**EXERCISE OBJECTIVE:**
Below is some material; transcribe all of it exactly.

**THE DATA:**
———
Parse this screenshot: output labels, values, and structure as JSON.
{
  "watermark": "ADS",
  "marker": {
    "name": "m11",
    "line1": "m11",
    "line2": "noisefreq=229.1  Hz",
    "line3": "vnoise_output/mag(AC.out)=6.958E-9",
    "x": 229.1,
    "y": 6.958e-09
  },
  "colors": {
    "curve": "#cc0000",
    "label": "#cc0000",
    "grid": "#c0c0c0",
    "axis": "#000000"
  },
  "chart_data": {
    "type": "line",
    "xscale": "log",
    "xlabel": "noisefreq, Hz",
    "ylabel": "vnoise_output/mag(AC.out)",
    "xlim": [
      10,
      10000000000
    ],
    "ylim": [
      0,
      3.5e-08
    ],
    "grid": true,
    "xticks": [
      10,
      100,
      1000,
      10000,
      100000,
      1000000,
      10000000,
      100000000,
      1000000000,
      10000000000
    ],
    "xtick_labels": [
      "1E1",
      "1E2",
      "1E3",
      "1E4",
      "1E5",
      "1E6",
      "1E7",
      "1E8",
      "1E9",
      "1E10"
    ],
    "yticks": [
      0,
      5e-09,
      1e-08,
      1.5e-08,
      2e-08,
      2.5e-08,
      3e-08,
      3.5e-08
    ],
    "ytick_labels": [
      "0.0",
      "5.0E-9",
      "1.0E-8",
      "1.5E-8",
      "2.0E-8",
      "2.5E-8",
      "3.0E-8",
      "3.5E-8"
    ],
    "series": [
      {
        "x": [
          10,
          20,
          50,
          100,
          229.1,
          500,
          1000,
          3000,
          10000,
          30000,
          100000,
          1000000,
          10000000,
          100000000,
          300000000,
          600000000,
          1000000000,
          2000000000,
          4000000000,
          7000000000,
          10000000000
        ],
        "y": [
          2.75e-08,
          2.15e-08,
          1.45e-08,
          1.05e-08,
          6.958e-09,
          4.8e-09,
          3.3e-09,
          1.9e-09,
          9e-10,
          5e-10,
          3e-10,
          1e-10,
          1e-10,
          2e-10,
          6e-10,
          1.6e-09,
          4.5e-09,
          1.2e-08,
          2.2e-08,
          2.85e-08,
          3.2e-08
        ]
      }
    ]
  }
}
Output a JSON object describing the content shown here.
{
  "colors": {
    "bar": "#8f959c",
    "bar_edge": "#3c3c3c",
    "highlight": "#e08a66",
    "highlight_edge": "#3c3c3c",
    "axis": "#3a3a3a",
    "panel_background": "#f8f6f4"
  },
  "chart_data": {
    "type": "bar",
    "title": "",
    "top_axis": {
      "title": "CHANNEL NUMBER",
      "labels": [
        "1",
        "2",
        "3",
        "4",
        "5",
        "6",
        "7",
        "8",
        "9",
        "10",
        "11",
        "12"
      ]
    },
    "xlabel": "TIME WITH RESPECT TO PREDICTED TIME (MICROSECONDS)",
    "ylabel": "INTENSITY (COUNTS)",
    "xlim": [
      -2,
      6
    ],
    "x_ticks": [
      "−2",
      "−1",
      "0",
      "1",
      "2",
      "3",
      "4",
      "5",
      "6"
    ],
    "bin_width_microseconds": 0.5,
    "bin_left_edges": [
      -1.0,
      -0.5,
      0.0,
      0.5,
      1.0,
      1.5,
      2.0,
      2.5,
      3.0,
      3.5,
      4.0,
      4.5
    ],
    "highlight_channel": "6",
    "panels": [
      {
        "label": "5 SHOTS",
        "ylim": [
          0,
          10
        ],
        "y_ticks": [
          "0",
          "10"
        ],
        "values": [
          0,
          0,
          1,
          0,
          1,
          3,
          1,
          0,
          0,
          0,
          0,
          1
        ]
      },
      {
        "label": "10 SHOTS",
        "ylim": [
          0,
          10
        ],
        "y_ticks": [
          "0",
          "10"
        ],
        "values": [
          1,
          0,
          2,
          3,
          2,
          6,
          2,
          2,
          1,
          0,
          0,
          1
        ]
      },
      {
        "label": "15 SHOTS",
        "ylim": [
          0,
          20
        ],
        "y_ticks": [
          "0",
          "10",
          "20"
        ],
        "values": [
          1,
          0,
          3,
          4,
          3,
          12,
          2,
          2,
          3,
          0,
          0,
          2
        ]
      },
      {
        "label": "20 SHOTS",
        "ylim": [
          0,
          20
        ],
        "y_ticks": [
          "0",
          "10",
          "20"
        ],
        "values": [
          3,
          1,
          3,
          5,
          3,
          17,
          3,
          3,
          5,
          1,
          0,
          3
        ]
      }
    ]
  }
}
———
**OUTPUT:**
Parse this screenshot: output labels, values, and structure as JSON.
{
  "watermark": "ADS",
  "marker": {
    "name": "m11",
    "line1": "m11",
    "line2": "noisefreq=229.1  Hz",
    "line3": "vnoise_output/mag(AC.out)=6.958E-9",
    "x": 229.1,
    "y": 6.958e-09
  },
  "colors": {
    "curve": "#cc0000",
    "label": "#cc0000",
    "grid": "#c0c0c0",
    "axis": "#000000"
  },
  "chart_data": {
    "type": "line",
    "xscale": "log",
    "xlabel": "noisefreq, Hz",
    "ylabel": "vnoise_output/mag(AC.out)",
    "xlim": [
      10,
      10000000000
    ],
    "ylim": [
      0,
      3.5e-08
    ],
    "grid": true,
    "xticks": [
      10,
      100,
      1000,
      10000,
      100000,
      1000000,
      10000000,
      100000000,
      1000000000,
      10000000000
    ],
    "xtick_labels": [
      "1E1",
      "1E2",
      "1E3",
      "1E4",
      "1E5",
      "1E6",
      "1E7",
      "1E8",
      "1E9",
      "1E10"
    ],
    "yticks": [
      0,
      5e-09,
      1e-08,
      1.5e-08,
      2e-08,
      2.5e-08,
      3e-08,
      3.5e-08
    ],
    "ytick_labels": [
      "0.0",
      "5.0E-9",
      "1.0E-8",
      "1.5E-8",
      "2.0E-8",
      "2.5E-8",
      "3.0E-8",
      "3.5E-8"
    ],
    "series": [
      {
        "x": [
          10,
          20,
          50,
          100,
          229.1,
          500,
          1000,
          3000,
          10000,
          30000,
          100000,
          1000000,
          10000000,
          100000000,
          300000000,
          600000000,
          1000000000,
          2000000000,
          4000000000,
          7000000000,
          10000000000
        ],
        "y": [
          2.75e-08,
          2.15e-08,
          1.45e-08,
          1.05e-08,
          6.958e-09,
          4.8e-09,
          3.3e-09,
          1.9e-09,
          9e-10,
          5e-10,
          3e-10,
          1e-10,
          1e-10,
          2e-10,
          6e-10,
          1.6e-09,
          4.5e-09,
          1.2e-08,
          2.2e-08,
          2.85e-08,
          3.2e-08
        ]
      }
    ]
  }
}
Output a JSON object describing the content shown here.
{
  "colors": {
    "bar": "#8f959c",
    "bar_edge": "#3c3c3c",
    "highlight": "#e08a66",
    "highlight_edge": "#3c3c3c",
    "axis": "#3a3a3a",
    "panel_background": "#f8f6f4"
  },
  "chart_data": {
    "type": "bar",
    "title": "",
    "top_axis": {
      "title": "CHANNEL NUMBER",
      "labels": [
        "1",
        "2",
        "3",
        "4",
        "5",
        "6",
        "7",
        "8",
        "9",
        "10",
        "11",
        "12"
      ]
    },
    "xlabel": "TIME WITH RESPECT TO PREDICTED TIME (MICROSECONDS)",
    "ylabel": "INTENSITY (COUNTS)",
    "xlim": [
      -2,
      6
    ],
    "x_ticks": [
      "−2",
      "−1",
      "0",
      "1",
      "2",
      "3",
      "4",
      "5",
      "6"
    ],
    "bin_width_microseconds": 0.5,
    "bin_left_edges": [
      -1.0,
      -0.5,
      0.0,
      0.5,
      1.0,
      1.5,
      2.0,
      2.5,
      3.0,
      3.5,
      4.0,
      4.5
    ],
    "highlight_channel": "6",
    "panels": [
      {
        "label": "5 SHOTS",
        "ylim": [
          0,
          10
        ],
        "y_ticks": [
          "0",
          "10"
        ],
        "values": [
          0,
          0,
          1,
          0,
          1,
          3,
          1,
          0,
          0,
          0,
          0,
          1
        ]
      },
      {
        "label": "10 SHOTS",
        "ylim": [
          0,
          10
        ],
        "y_ticks": [
          "0",
          "10"
        ],
        "values": [
          1,
          0,
          2,
          3,
          2,
          6,
          2,
          2,
          1,
          0,
          0,
          1
        ]
      },
      {
        "label": "15 SHOTS",
        "ylim": [
          0,
          20
        ],
        "y_ticks": [
          "0",
          "10",
          "20"
        ],
        "values": [
          1,
          0,
          3,
          4,
          3,
          12,
          2,
          2,
          3,
          0,
          0,
          2
        ]
      },
      {
        "label": "20 SHOTS",
        "ylim": [
          0,
          20
        ],
        "y_ticks": [
          "0",
          "10",
          "20"
        ],
        "values": [
          3,
          1,
          3,
          5,
          3,
          17,
          3,
          3,
          5,
          1,
          0,
          3
        ]
      }
    ]
  }
}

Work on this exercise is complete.